* **Given request**
Retype every entry exactly, character for character.

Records
/---
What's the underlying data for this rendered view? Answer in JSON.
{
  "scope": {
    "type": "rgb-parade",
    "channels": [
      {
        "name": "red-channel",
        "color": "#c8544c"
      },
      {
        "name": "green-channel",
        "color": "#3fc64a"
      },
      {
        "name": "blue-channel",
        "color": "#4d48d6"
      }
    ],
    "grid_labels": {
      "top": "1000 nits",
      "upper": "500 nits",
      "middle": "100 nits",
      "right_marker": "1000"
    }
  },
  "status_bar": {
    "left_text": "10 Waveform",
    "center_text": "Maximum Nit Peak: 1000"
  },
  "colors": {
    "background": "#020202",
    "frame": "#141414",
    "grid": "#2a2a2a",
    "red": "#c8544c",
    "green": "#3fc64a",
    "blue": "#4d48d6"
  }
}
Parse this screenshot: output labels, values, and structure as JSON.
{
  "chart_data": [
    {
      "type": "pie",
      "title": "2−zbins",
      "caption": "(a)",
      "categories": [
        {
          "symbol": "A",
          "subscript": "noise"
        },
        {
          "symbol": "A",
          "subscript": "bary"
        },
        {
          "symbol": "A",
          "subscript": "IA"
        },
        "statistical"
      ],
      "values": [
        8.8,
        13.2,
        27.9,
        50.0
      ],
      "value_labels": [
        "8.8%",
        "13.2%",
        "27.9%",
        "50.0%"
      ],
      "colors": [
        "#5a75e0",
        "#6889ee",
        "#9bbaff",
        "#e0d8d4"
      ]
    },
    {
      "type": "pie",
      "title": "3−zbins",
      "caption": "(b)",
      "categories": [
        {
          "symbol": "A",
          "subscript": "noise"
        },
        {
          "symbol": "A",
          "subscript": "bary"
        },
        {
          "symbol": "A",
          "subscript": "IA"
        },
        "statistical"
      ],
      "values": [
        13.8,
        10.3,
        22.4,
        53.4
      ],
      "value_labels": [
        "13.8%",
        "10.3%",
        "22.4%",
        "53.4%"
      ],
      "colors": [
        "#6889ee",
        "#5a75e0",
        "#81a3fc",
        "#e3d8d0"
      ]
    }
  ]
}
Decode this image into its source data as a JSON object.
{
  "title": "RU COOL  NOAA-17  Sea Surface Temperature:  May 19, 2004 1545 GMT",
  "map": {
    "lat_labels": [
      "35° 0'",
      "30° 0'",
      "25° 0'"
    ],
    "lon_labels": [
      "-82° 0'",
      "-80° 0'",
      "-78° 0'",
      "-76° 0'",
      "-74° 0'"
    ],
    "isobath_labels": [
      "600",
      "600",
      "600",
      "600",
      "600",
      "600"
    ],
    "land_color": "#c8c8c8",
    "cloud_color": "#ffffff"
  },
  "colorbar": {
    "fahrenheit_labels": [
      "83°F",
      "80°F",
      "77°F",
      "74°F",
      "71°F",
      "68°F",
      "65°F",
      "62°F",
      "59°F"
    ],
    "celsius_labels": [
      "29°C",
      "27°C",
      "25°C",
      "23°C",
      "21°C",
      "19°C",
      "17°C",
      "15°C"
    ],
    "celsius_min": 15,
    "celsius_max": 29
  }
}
\---
* **Solution to the exercise**
What's the underlying data for this rendered view? Answer in JSON.
{
  "scope": {
    "type": "rgb-parade",
    "channels": [
      {
        "name": "red-channel",
        "color": "#c8544c"
      },
      {
        "name": "green-channel",
        "color": "#3fc64a"
      },
      {
        "name": "blue-channel",
        "color": "#4d48d6"
      }
    ],
    "grid_labels": {
      "top": "1000 nits",
      "upper": "500 nits",
      "middle": "100 nits",
      "right_marker": "1000"
    }
  },
  "status_bar": {
    "left_text": "10 Waveform",
    "center_text": "Maximum Nit Peak: 1000"
  },
  "colors": {
    "background": "#020202",
    "frame": "#141414",
    "grid": "#2a2a2a",
    "red": "#c8544c",
    "green": "#3fc64a",
    "blue": "#4d48d6"
  }
}
Parse this screenshot: output labels, values, and structure as JSON.
{
  "chart_data": [
    {
      "type": "pie",
      "title": "2−zbins",
      "caption": "(a)",
      "categories": [
        {
          "symbol": "A",
          "subscript": "noise"
        },
        {
          "symbol": "A",
          "subscript": "bary"
        },
        {
          "symbol": "A",
          "subscript": "IA"
        },
        "statistical"
      ],
      "values": [
        8.8,
        13.2,
        27.9,
        50.0
      ],
      "value_labels": [
        "8.8%",
        "13.2%",
        "27.9%",
        "50.0%"
      ],
      "colors": [
        "#5a75e0",
        "#6889ee",
        "#9bbaff",
        "#e0d8d4"
      ]
    },
    {
      "type": "pie",
      "title": "3−zbins",
      "caption": "(b)",
      "categories": [
        {
          "symbol": "A",
          "subscript": "noise"
        },
        {
          "symbol": "A",
          "subscript": "bary"
        },
        {
          "symbol": "A",
          "subscript": "IA"
        },
        "statistical"
      ],
      "values": [
        13.8,
        10.3,
        22.4,
        53.4
      ],
      "value_labels": [
        "13.8%",
        "10.3%",
        "22.4%",
        "53.4%"
      ],
      "colors": [
        "#6889ee",
        "#5a75e0",
        "#81a3fc",
        "#e3d8d0"
      ]
    }
  ]
}
Decode this image into its source data as a JSON object.
{
  "title": "RU COOL  NOAA-17  Sea Surface Temperature:  May 19, 2004 1545 GMT",
  "map": {
    "lat_labels": [
      "35° 0'",
      "30° 0'",
      "25° 0'"
    ],
    "lon_labels": [
      "-82° 0'",
      "-80° 0'",
      "-78° 0'",
      "-76° 0'",
      "-74° 0'"
    ],
    "isobath_labels": [
      "600",
      "600",
      "600",
      "600",
      "600",
      "600"
    ],
    "land_color": "#c8c8c8",
    "cloud_color": "#ffffff"
  },
  "colorbar": {
    "fahrenheit_labels": [
      "83°F",
      "80°F",
      "77°F",
      "74°F",
      "71°F",
      "68°F",
      "65°F",
      "62°F",
      "59°F"
    ],
    "celsius_labels": [
      "29°C",
      "27°C",
      "25°C",
      "23°C",
      "21°C",
      "19°C",
      "17°C",
      "15°C"
    ],
    "celsius_min": 15,
    "celsius_max": 29
  }
}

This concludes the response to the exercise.